Items listed in a dataset
####################
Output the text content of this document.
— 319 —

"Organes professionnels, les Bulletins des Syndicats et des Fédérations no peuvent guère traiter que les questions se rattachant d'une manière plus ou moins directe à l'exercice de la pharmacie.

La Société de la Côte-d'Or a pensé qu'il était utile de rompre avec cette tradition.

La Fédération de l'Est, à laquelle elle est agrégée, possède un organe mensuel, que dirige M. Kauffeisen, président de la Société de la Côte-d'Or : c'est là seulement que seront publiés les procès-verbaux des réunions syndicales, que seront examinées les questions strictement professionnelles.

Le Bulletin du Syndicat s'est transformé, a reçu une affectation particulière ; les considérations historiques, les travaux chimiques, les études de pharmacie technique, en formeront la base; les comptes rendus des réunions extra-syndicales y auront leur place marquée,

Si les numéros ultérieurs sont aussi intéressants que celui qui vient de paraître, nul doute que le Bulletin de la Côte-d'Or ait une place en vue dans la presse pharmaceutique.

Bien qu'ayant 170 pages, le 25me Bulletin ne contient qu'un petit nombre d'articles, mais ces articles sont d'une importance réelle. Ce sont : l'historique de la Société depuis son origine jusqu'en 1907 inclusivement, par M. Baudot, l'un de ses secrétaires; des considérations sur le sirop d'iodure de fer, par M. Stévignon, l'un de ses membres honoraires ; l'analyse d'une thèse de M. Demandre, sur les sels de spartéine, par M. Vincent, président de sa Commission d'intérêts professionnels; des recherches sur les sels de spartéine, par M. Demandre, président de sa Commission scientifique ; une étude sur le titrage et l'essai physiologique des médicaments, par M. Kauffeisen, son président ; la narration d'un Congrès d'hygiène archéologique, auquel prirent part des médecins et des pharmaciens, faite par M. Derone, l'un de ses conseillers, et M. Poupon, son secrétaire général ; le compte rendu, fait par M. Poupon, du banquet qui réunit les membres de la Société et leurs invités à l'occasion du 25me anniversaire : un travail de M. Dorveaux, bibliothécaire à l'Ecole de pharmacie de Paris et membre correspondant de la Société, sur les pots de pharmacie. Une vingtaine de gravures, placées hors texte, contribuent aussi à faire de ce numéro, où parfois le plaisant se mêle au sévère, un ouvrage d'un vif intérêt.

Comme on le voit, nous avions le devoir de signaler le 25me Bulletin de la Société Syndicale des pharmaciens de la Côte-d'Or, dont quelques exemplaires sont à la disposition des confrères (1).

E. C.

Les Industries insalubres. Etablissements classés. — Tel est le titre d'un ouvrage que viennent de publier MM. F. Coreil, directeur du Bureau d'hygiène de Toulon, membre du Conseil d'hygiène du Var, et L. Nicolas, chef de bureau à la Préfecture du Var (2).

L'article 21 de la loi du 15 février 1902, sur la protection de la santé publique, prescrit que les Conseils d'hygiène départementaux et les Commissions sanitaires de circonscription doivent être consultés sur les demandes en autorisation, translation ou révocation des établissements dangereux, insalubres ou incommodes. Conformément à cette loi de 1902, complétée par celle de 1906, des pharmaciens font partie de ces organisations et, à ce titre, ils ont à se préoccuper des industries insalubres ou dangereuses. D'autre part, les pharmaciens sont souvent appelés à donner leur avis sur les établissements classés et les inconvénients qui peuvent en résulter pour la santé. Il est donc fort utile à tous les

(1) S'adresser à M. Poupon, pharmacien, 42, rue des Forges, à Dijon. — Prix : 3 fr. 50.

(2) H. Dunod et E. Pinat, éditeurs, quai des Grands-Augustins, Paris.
####################
Objective
Reproduce all of the entries word for word.

Written solution
Output the text content of this document.
— 319 —

"Organes professionnels, les Bulletins des Syndicats et des Fédérations no peuvent guère traiter que les questions se rattachant d'une manière plus ou moins directe à l'exercice de la pharmacie.

La Société de la Côte-d'Or a pensé qu'il était utile de rompre avec cette tradition.

La Fédération de l'Est, à laquelle elle est agrégée, possède un organe mensuel, que dirige M. Kauffeisen, président de la Société de la Côte-d'Or : c'est là seulement que seront publiés les procès-verbaux des réunions syndicales, que seront examinées les questions strictement professionnelles.

Le Bulletin du Syndicat s'est transformé, a reçu une affectation particulière ; les considérations historiques, les travaux chimiques, les études de pharmacie technique, en formeront la base; les comptes rendus des réunions extra-syndicales y auront leur place marquée,

Si les numéros ultérieurs sont aussi intéressants que celui qui vient de paraître, nul doute que le Bulletin de la Côte-d'Or ait une place en vue dans la presse pharmaceutique.

Bien qu'ayant 170 pages, le 25me Bulletin ne contient qu'un petit nombre d'articles, mais ces articles sont d'une importance réelle. Ce sont : l'historique de la Société depuis son origine jusqu'en 1907 inclusivement, par M. Baudot, l'un de ses secrétaires; des considérations sur le sirop d'iodure de fer, par M. Stévignon, l'un de ses membres honoraires ; l'analyse d'une thèse de M. Demandre, sur les sels de spartéine, par M. Vincent, président de sa Commission d'intérêts professionnels; des recherches sur les sels de spartéine, par M. Demandre, président de sa Commission scientifique ; une étude sur le titrage et l'essai physiologique des médicaments, par M. Kauffeisen, son président ; la narration d'un Congrès d'hygiène archéologique, auquel prirent part des médecins et des pharmaciens, faite par M. Derone, l'un de ses conseillers, et M. Poupon, son secrétaire général ; le compte rendu, fait par M. Poupon, du banquet qui réunit les membres de la Société et leurs invités à l'occasion du 25me anniversaire : un travail de M. Dorveaux, bibliothécaire à l'Ecole de pharmacie de Paris et membre correspondant de la Société, sur les pots de pharmacie. Une vingtaine de gravures, placées hors texte, contribuent aussi à faire de ce numéro, où parfois le plaisant se mêle au sévère, un ouvrage d'un vif intérêt.

Comme on le voit, nous avions le devoir de signaler le 25me Bulletin de la Société Syndicale des pharmaciens de la Côte-d'Or, dont quelques exemplaires sont à la disposition des confrères (1).

E. C.

Les Industries insalubres. Etablissements classés. — Tel est le titre d'un ouvrage que viennent de publier MM. F. Coreil, directeur du Bureau d'hygiène de Toulon, membre du Conseil d'hygiène du Var, et L. Nicolas, chef de bureau à la Préfecture du Var (2).

L'article 21 de la loi du 15 février 1902, sur la protection de la santé publique, prescrit que les Conseils d'hygiène départementaux et les Commissions sanitaires de circonscription doivent être consultés sur les demandes en autorisation, translation ou révocation des établissements dangereux, insalubres ou incommodes. Conformément à cette loi de 1902, complétée par celle de 1906, des pharmaciens font partie de ces organisations et, à ce titre, ils ont à se préoccuper des industries insalubres ou dangereuses. D'autre part, les pharmaciens sont souvent appelés à donner leur avis sur les établissements classés et les inconvénients qui peuvent en résulter pour la santé. Il est donc fort utile à tous les

(1) S'adresser à M. Poupon, pharmacien, 42, rue des Forges, à Dijon. — Prix : 3 fr. 50.

(2) H. Dunod et E. Pinat, éditeurs, quai des Grands-Augustins, Paris.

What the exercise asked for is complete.